Copy all lines below containing "August".
--- Begin Record extracts ---
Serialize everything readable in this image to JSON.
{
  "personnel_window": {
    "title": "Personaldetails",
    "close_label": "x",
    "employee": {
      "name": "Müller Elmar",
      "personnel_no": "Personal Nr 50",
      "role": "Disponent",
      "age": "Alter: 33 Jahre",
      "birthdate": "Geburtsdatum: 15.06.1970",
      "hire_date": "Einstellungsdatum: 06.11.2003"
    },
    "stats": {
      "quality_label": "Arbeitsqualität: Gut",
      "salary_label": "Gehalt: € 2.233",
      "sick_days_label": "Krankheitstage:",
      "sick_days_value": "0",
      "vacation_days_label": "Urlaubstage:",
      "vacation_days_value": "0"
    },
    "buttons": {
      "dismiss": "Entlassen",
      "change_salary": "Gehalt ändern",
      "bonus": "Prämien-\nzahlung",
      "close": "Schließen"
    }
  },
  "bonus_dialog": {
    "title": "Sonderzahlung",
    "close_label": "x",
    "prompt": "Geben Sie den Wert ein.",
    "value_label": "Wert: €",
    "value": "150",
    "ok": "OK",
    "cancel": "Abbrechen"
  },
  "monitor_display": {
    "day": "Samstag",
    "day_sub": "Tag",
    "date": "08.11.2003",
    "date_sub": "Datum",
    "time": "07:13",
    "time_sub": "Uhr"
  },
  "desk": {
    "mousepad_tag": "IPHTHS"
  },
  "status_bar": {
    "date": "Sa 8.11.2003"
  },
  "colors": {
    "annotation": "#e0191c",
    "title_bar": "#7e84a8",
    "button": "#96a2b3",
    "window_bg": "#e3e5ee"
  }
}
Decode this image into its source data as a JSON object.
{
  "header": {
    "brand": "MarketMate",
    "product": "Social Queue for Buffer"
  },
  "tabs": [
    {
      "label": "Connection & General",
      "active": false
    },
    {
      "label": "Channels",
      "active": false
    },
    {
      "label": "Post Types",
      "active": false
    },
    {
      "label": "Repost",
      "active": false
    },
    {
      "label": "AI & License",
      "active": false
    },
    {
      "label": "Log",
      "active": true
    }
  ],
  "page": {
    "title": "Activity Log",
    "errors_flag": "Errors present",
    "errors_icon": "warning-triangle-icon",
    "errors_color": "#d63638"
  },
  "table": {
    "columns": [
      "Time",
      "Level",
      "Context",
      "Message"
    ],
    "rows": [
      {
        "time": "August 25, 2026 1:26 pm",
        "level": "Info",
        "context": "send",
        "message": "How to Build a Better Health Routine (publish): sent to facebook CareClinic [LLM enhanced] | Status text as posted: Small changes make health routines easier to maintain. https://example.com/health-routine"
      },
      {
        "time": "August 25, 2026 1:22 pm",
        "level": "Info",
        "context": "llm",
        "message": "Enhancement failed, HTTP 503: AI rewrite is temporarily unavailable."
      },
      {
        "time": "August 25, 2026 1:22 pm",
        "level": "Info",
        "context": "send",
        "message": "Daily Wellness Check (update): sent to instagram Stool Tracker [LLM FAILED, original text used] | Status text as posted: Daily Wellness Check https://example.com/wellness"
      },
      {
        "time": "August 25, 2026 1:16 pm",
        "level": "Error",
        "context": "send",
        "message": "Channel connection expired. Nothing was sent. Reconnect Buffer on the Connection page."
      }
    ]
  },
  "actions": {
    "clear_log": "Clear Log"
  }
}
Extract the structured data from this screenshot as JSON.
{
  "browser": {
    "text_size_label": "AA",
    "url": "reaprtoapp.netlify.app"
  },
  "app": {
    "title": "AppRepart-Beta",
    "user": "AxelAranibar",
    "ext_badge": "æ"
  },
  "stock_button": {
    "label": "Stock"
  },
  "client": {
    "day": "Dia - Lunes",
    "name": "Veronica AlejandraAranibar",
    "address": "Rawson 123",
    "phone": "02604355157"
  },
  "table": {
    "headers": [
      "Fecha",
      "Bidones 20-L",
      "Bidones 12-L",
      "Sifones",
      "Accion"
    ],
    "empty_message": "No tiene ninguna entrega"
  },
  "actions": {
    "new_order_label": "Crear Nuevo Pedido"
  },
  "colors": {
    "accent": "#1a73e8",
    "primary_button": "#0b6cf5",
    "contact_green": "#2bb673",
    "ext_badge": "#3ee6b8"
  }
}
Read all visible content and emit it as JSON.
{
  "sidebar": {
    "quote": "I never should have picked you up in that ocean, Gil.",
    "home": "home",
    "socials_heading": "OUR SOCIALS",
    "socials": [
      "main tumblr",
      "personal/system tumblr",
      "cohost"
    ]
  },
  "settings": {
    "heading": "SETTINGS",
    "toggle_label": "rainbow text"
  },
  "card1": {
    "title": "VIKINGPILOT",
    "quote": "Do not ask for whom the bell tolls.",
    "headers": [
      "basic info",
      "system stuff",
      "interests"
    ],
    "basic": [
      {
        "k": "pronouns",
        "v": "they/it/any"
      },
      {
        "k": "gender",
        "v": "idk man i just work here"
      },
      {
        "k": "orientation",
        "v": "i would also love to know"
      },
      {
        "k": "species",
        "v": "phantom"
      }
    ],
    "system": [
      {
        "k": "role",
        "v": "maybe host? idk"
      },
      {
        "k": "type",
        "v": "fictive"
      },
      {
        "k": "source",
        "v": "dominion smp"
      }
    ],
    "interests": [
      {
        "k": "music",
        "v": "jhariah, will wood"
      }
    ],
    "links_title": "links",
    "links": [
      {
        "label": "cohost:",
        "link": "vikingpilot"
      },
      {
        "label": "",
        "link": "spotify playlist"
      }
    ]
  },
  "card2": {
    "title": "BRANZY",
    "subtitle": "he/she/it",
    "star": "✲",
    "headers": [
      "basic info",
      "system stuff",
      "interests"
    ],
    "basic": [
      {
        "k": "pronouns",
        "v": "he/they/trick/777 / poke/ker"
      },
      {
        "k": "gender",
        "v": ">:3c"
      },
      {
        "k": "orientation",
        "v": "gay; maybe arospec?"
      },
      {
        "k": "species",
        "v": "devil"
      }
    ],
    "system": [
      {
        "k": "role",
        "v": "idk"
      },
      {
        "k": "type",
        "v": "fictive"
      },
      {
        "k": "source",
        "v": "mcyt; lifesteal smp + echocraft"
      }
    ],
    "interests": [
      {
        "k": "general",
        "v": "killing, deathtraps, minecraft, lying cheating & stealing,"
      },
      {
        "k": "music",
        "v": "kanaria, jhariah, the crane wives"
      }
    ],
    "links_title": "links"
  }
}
--- End Record extracts ---
### Response to the exercise
        "time": "August 25, 2026 1:26 pm",
        "time": "August 25, 2026 1:22 pm",
        "time": "August 25, 2026 1:22 pm",
        "time": "August 25, 2026 1:16 pm",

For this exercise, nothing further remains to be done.